— START WORKING DATA —

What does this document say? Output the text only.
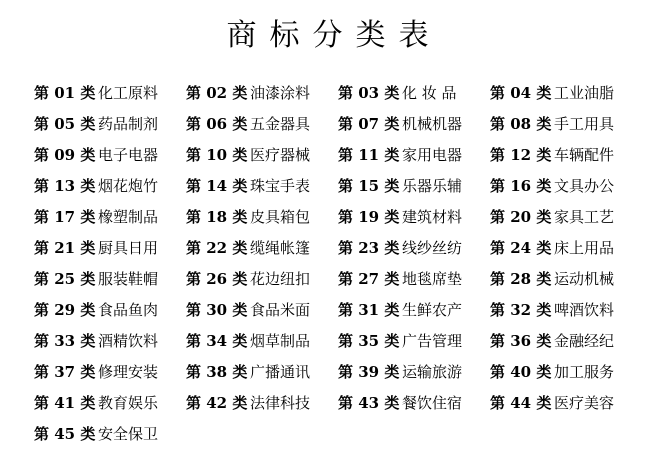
商标分类表
第 01 类 化工原料 第 02 类 油漆涂料 第 03 类 化 妆 品 第 04 类 工业油脂
第 05 类 药品制剂 第 06 类 五金器具 第 07 类 机械机器 第 08 类 手工用具
第 09 类 电子电器 第 10 类 医疗器械 第 11 类 家用电器 第 12 类 车辆配件
第 13 类 烟花炮竹 第 14 类 珠宝手表 第 15 类 乐器乐辅 第 16 类 文具办公
第 17 类 橡塑制品 第 18 类 皮具箱包 第 19 类 建筑材料 第 20 类 家具工艺
第 21 类 厨具日用 第 22 类 缆绳帐篷 第 23 类 线纱丝纺 第 24 类 床上用品
第 25 类 服装鞋帽 第 26 类 花边纽扣 第 27 类 地毯席垫 第 28 类 运动机械
第 29 类 食品鱼肉 第 30 类 食品米面 第 31 类 生鲜农产 第 32 类 啤酒饮料
第 33 类 酒精饮料 第 34 类 烟草制品 第 35 类 广告管理 第 36 类 金融经纪
第 37 类 修理安装 第 38 类 广播通讯 第 39 类 运输旅游 第 40 类 加工服务
第 41 类 教育娱乐 第 42 类 法律科技 第 43 类 餐饮住宿 第 44 类 医疗美容
第 45 类 安全保卫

— END WORKING DATA —

WORK TO COMPLETE => In your copy of the records, include no pictures; repeat everything else exactly.

TASK RESULT =>
What does this document say? Output the text only.
商标分类表
第 01 类 化工原料 第 02 类 油漆涂料 第 03 类 化 妆 品 第 04 类 工业油脂
第 05 类 药品制剂 第 06 类 五金器具 第 07 类 机械机器 第 08 类 手工用具
第 09 类 电子电器 第 10 类 医疗器械 第 11 类 家用电器 第 12 类 车辆配件
第 13 类 烟花炮竹 第 14 类 珠宝手表 第 15 类 乐器乐辅 第 16 类 文具办公
第 17 类 橡塑制品 第 18 类 皮具箱包 第 19 类 建筑材料 第 20 类 家具工艺
第 21 类 厨具日用 第 22 类 缆绳帐篷 第 23 类 线纱丝纺 第 24 类 床上用品
第 25 类 服装鞋帽 第 26 类 花边纽扣 第 27 类 地毯席垫 第 28 类 运动机械
第 29 类 食品鱼肉 第 30 类 食品米面 第 31 类 生鲜农产 第 32 类 啤酒饮料
第 33 类 酒精饮料 第 34 类 烟草制品 第 35 类 广告管理 第 36 类 金融经纪
第 37 类 修理安装 第 38 类 广播通讯 第 39 类 运输旅游 第 40 类 加工服务
第 41 类 教育娱乐 第 42 类 法律科技 第 43 类 餐饮住宿 第 44 类 医疗美容
第 45 类 安全保卫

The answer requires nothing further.